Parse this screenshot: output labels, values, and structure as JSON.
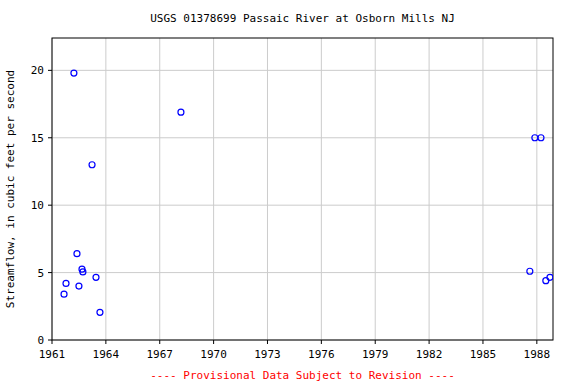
{
  "chart_data": {
    "type": "scatter",
    "title": "USGS 01378699 Passaic River at Osborn Mills NJ",
    "y_label": "Streamflow, in cubic feet per second",
    "annotation": "---- Provisional Data Subject to Revision ----",
    "x": [
      1961.67,
      1961.78,
      1962.22,
      1962.39,
      1962.5,
      1962.67,
      1962.72,
      1963.23,
      1963.45,
      1963.67,
      1968.18,
      1987.61,
      1987.89,
      1988.23,
      1988.5,
      1988.73
    ],
    "values": [
      3.4,
      4.2,
      19.8,
      6.4,
      4.0,
      5.25,
      5.05,
      13.0,
      4.65,
      2.05,
      16.9,
      5.1,
      15.0,
      15.0,
      4.4,
      4.65
    ],
    "color": "#0000ff",
    "marker": "circle",
    "xlim": [
      1961,
      1988.9
    ],
    "xticks": [
      1961,
      1964,
      1967,
      1970,
      1973,
      1976,
      1979,
      1982,
      1985,
      1988
    ],
    "ylim": [
      0,
      22.4
    ],
    "yticks": [
      0,
      5,
      10,
      15,
      20
    ],
    "grid": true
  }
}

• Stated exercise: Check every line of the data above for the string "values", and copy those that have it.

• Output of the exercise:
Parse this screenshot: output labels, values, and structure as JSON.
    "values": [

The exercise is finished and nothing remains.